§ SOURCE RECORDS:

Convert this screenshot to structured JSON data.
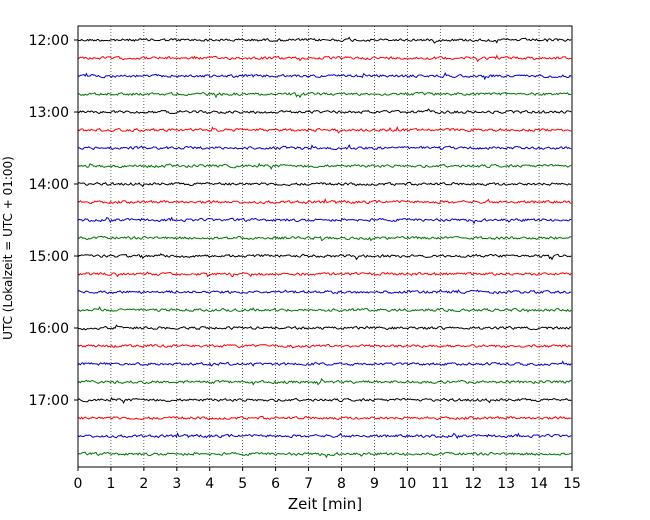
{
  "chart_data": {
    "type": "line",
    "title": "",
    "xlabel": "Zeit  [min]",
    "ylabel": "UTC (Lokalzeit = UTC + 01:00)",
    "xlim": [
      0,
      15
    ],
    "x_ticks": [
      0,
      1,
      2,
      3,
      4,
      5,
      6,
      7,
      8,
      9,
      10,
      11,
      12,
      13,
      14,
      15
    ],
    "y_tick_labels": [
      "12:00",
      "13:00",
      "14:00",
      "15:00",
      "16:00",
      "17:00"
    ],
    "y_tick_trace_index": [
      0,
      4,
      8,
      12,
      16,
      20
    ],
    "grid": "vertical dotted",
    "trace_start": "12:00",
    "trace_interval_min": 15,
    "trace_count": 24,
    "trace_colors": [
      "#000000",
      "#ff0000",
      "#0000cc",
      "#007700"
    ]
  }
}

§ THE PROBLEM:
Copy all the data exactly as written, but skip any picture.

§ REPLY:
Convert this screenshot to structured JSON data.
{
  "chart_data": {
    "type": "line",
    "title": "",
    "xlabel": "Zeit  [min]",
    "ylabel": "UTC (Lokalzeit = UTC + 01:00)",
    "xlim": [
      0,
      15
    ],
    "x_ticks": [
      0,
      1,
      2,
      3,
      4,
      5,
      6,
      7,
      8,
      9,
      10,
      11,
      12,
      13,
      14,
      15
    ],
    "y_tick_labels": [
      "12:00",
      "13:00",
      "14:00",
      "15:00",
      "16:00",
      "17:00"
    ],
    "y_tick_trace_index": [
      0,
      4,
      8,
      12,
      16,
      20
    ],
    "grid": "vertical dotted",
    "trace_start": "12:00",
    "trace_interval_min": 15,
    "trace_count": 24,
    "trace_colors": [
      "#000000",
      "#ff0000",
      "#0000cc",
      "#007700"
    ]
  }
}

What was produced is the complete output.